Source data
"""

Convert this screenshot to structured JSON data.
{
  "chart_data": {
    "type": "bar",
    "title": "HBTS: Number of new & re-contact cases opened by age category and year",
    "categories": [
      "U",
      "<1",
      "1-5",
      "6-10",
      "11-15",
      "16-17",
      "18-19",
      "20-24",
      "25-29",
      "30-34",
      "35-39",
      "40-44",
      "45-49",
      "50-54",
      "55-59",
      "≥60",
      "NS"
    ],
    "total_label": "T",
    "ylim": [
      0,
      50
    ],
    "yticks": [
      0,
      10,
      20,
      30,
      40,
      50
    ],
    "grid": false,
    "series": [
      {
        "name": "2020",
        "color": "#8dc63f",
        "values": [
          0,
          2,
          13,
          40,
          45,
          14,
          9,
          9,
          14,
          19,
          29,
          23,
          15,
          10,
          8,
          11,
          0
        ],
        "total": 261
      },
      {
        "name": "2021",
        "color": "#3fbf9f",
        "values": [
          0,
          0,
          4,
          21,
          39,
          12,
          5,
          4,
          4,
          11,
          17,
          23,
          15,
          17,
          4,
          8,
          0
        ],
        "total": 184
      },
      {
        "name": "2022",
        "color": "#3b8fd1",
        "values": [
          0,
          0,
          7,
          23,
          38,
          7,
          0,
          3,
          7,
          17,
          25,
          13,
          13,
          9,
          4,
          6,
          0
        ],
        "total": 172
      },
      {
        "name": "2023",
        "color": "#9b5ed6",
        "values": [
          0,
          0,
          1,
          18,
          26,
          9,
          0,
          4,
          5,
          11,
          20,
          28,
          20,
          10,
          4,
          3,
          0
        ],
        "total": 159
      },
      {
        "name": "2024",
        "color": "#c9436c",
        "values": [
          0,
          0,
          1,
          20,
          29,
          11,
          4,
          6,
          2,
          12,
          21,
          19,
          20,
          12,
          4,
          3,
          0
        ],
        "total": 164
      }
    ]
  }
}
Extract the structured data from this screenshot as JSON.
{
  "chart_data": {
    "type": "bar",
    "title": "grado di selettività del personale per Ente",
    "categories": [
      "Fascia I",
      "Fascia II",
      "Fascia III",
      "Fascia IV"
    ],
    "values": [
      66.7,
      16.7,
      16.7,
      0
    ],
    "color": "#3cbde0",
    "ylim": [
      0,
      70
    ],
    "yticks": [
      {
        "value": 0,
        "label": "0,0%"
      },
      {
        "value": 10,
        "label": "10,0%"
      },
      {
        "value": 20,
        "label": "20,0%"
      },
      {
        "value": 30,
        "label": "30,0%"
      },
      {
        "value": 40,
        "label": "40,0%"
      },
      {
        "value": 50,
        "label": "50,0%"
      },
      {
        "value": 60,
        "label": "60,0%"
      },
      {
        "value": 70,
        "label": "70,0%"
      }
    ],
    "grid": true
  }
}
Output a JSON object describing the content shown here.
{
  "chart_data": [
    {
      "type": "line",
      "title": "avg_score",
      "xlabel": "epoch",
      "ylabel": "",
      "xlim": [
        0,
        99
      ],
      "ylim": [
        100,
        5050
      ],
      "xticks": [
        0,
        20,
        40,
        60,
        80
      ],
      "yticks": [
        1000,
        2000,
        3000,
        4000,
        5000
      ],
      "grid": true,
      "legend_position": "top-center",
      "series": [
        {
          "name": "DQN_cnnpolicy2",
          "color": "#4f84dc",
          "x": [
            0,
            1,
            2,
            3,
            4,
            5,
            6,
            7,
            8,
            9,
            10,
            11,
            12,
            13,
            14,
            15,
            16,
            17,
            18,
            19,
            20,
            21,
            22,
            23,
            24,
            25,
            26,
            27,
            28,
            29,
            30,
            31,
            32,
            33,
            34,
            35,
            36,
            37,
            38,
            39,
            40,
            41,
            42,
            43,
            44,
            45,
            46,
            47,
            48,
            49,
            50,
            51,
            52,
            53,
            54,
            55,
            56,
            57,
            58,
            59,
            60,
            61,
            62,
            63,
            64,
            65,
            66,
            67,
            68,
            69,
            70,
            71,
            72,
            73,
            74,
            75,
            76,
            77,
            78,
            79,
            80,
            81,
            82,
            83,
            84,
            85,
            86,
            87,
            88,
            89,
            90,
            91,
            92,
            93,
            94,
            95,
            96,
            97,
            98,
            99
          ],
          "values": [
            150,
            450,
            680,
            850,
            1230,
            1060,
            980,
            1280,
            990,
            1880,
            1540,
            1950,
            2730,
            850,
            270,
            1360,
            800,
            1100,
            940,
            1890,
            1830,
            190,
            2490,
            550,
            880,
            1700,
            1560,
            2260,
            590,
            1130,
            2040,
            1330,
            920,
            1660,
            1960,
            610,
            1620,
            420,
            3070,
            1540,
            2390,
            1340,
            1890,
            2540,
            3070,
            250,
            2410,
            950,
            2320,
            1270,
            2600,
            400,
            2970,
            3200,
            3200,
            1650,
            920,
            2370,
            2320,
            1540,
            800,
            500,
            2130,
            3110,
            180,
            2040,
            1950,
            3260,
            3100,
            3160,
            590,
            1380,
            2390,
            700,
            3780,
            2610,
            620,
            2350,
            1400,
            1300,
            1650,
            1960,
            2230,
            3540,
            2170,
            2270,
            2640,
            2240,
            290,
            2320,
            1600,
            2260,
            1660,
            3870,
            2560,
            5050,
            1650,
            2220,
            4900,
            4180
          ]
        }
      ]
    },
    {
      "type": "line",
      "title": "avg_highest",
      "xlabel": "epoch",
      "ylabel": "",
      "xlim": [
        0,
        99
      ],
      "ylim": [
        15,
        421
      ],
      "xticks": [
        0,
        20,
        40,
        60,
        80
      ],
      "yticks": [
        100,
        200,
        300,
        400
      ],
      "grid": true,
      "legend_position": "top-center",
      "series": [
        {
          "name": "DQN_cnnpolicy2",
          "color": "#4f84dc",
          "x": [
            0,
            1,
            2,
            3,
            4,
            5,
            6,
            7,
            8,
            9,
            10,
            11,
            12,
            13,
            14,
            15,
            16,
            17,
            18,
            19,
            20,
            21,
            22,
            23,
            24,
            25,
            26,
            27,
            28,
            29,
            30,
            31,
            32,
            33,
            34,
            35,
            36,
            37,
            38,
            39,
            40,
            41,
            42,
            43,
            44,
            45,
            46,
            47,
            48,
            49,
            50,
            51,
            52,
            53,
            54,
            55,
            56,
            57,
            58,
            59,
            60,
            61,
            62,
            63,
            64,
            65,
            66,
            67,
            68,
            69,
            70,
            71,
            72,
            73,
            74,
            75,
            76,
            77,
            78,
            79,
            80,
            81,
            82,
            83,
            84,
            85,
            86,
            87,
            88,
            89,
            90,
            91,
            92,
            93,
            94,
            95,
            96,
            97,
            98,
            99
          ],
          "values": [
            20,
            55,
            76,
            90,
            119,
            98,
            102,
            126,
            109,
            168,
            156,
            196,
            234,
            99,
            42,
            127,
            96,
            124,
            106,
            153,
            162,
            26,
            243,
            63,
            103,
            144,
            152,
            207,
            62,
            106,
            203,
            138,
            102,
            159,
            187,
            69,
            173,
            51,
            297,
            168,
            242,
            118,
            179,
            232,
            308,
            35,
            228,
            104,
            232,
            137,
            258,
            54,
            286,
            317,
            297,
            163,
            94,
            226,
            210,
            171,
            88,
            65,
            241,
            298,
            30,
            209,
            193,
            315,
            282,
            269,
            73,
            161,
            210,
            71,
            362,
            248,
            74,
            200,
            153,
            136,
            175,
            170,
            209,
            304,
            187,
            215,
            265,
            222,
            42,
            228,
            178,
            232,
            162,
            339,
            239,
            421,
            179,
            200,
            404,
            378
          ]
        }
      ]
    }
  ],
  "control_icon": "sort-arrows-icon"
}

"""

Exercise details: Exactly as they are written, print the entries again.

Reply:
Convert this screenshot to structured JSON data.
{
  "chart_data": {
    "type": "bar",
    "title": "HBTS: Number of new & re-contact cases opened by age category and year",
    "categories": [
      "U",
      "<1",
      "1-5",
      "6-10",
      "11-15",
      "16-17",
      "18-19",
      "20-24",
      "25-29",
      "30-34",
      "35-39",
      "40-44",
      "45-49",
      "50-54",
      "55-59",
      "≥60",
      "NS"
    ],
    "total_label": "T",
    "ylim": [
      0,
      50
    ],
    "yticks": [
      0,
      10,
      20,
      30,
      40,
      50
    ],
    "grid": false,
    "series": [
      {
        "name": "2020",
        "color": "#8dc63f",
        "values": [
          0,
          2,
          13,
          40,
          45,
          14,
          9,
          9,
          14,
          19,
          29,
          23,
          15,
          10,
          8,
          11,
          0
        ],
        "total": 261
      },
      {
        "name": "2021",
        "color": "#3fbf9f",
        "values": [
          0,
          0,
          4,
          21,
          39,
          12,
          5,
          4,
          4,
          11,
          17,
          23,
          15,
          17,
          4,
          8,
          0
        ],
        "total": 184
      },
      {
        "name": "2022",
        "color": "#3b8fd1",
        "values": [
          0,
          0,
          7,
          23,
          38,
          7,
          0,
          3,
          7,
          17,
          25,
          13,
          13,
          9,
          4,
          6,
          0
        ],
        "total": 172
      },
      {
        "name": "2023",
        "color": "#9b5ed6",
        "values": [
          0,
          0,
          1,
          18,
          26,
          9,
          0,
          4,
          5,
          11,
          20,
          28,
          20,
          10,
          4,
          3,
          0
        ],
        "total": 159
      },
      {
        "name": "2024",
        "color": "#c9436c",
        "values": [
          0,
          0,
          1,
          20,
          29,
          11,
          4,
          6,
          2,
          12,
          21,
          19,
          20,
          12,
          4,
          3,
          0
        ],
        "total": 164
      }
    ]
  }
}
Extract the structured data from this screenshot as JSON.
{
  "chart_data": {
    "type": "bar",
    "title": "grado di selettività del personale per Ente",
    "categories": [
      "Fascia I",
      "Fascia II",
      "Fascia III",
      "Fascia IV"
    ],
    "values": [
      66.7,
      16.7,
      16.7,
      0
    ],
    "color": "#3cbde0",
    "ylim": [
      0,
      70
    ],
    "yticks": [
      {
        "value": 0,
        "label": "0,0%"
      },
      {
        "value": 10,
        "label": "10,0%"
      },
      {
        "value": 20,
        "label": "20,0%"
      },
      {
        "value": 30,
        "label": "30,0%"
      },
      {
        "value": 40,
        "label": "40,0%"
      },
      {
        "value": 50,
        "label": "50,0%"
      },
      {
        "value": 60,
        "label": "60,0%"
      },
      {
        "value": 70,
        "label": "70,0%"
      }
    ],
    "grid": true
  }
}
Output a JSON object describing the content shown here.
{
  "chart_data": [
    {
      "type": "line",
      "title": "avg_score",
      "xlabel": "epoch",
      "ylabel": "",
      "xlim": [
        0,
        99
      ],
      "ylim": [
        100,
        5050
      ],
      "xticks": [
        0,
        20,
        40,
        60,
        80
      ],
      "yticks": [
        1000,
        2000,
        3000,
        4000,
        5000
      ],
      "grid": true,
      "legend_position": "top-center",
      "series": [
        {
          "name": "DQN_cnnpolicy2",
          "color": "#4f84dc",
          "x": [
            0,
            1,
            2,
            3,
            4,
            5,
            6,
            7,
            8,
            9,
            10,
            11,
            12,
            13,
            14,
            15,
            16,
            17,
            18,
            19,
            20,
            21,
            22,
            23,
            24,
            25,
            26,
            27,
            28,
            29,
            30,
            31,
            32,
            33,
            34,
            35,
            36,
            37,
            38,
            39,
            40,
            41,
            42,
            43,
            44,
            45,
            46,
            47,
            48,
            49,
            50,
            51,
            52,
            53,
            54,
            55,
            56,
            57,
            58,
            59,
            60,
            61,
            62,
            63,
            64,
            65,
            66,
            67,
            68,
            69,
            70,
            71,
            72,
            73,
            74,
            75,
            76,
            77,
            78,
            79,
            80,
            81,
            82,
            83,
            84,
            85,
            86,
            87,
            88,
            89,
            90,
            91,
            92,
            93,
            94,
            95,
            96,
            97,
            98,
            99
          ],
          "values": [
            150,
            450,
            680,
            850,
            1230,
            1060,
            980,
            1280,
            990,
            1880,
            1540,
            1950,
            2730,
            850,
            270,
            1360,
            800,
            1100,
            940,
            1890,
            1830,
            190,
            2490,
            550,
            880,
            1700,
            1560,
            2260,
            590,
            1130,
            2040,
            1330,
            920,
            1660,
            1960,
            610,
            1620,
            420,
            3070,
            1540,
            2390,
            1340,
            1890,
            2540,
            3070,
            250,
            2410,
            950,
            2320,
            1270,
            2600,
            400,
            2970,
            3200,
            3200,
            1650,
            920,
            2370,
            2320,
            1540,
            800,
            500,
            2130,
            3110,
            180,
            2040,
            1950,
            3260,
            3100,
            3160,
            590,
            1380,
            2390,
            700,
            3780,
            2610,
            620,
            2350,
            1400,
            1300,
            1650,
            1960,
            2230,
            3540,
            2170,
            2270,
            2640,
            2240,
            290,
            2320,
            1600,
            2260,
            1660,
            3870,
            2560,
            5050,
            1650,
            2220,
            4900,
            4180
          ]
        }
      ]
    },
    {
      "type": "line",
      "title": "avg_highest",
      "xlabel": "epoch",
      "ylabel": "",
      "xlim": [
        0,
        99
      ],
      "ylim": [
        15,
        421
      ],
      "xticks": [
        0,
        20,
        40,
        60,
        80
      ],
      "yticks": [
        100,
        200,
        300,
        400
      ],
      "grid": true,
      "legend_position": "top-center",
      "series": [
        {
          "name": "DQN_cnnpolicy2",
          "color": "#4f84dc",
          "x": [
            0,
            1,
            2,
            3,
            4,
            5,
            6,
            7,
            8,
            9,
            10,
            11,
            12,
            13,
            14,
            15,
            16,
            17,
            18,
            19,
            20,
            21,
            22,
            23,
            24,
            25,
            26,
            27,
            28,
            29,
            30,
            31,
            32,
            33,
            34,
            35,
            36,
            37,
            38,
            39,
            40,
            41,
            42,
            43,
            44,
            45,
            46,
            47,
            48,
            49,
            50,
            51,
            52,
            53,
            54,
            55,
            56,
            57,
            58,
            59,
            60,
            61,
            62,
            63,
            64,
            65,
            66,
            67,
            68,
            69,
            70,
            71,
            72,
            73,
            74,
            75,
            76,
            77,
            78,
            79,
            80,
            81,
            82,
            83,
            84,
            85,
            86,
            87,
            88,
            89,
            90,
            91,
            92,
            93,
            94,
            95,
            96,
            97,
            98,
            99
          ],
          "values": [
            20,
            55,
            76,
            90,
            119,
            98,
            102,
            126,
            109,
            168,
            156,
            196,
            234,
            99,
            42,
            127,
            96,
            124,
            106,
            153,
            162,
            26,
            243,
            63,
            103,
            144,
            152,
            207,
            62,
            106,
            203,
            138,
            102,
            159,
            187,
            69,
            173,
            51,
            297,
            168,
            242,
            118,
            179,
            232,
            308,
            35,
            228,
            104,
            232,
            137,
            258,
            54,
            286,
            317,
            297,
            163,
            94,
            226,
            210,
            171,
            88,
            65,
            241,
            298,
            30,
            209,
            193,
            315,
            282,
            269,
            73,
            161,
            210,
            71,
            362,
            248,
            74,
            200,
            153,
            136,
            175,
            170,
            209,
            304,
            187,
            215,
            265,
            222,
            42,
            228,
            178,
            232,
            162,
            339,
            239,
            421,
            179,
            200,
            404,
            378
          ]
        }
      ]
    }
  ],
  "control_icon": "sort-arrows-icon"
}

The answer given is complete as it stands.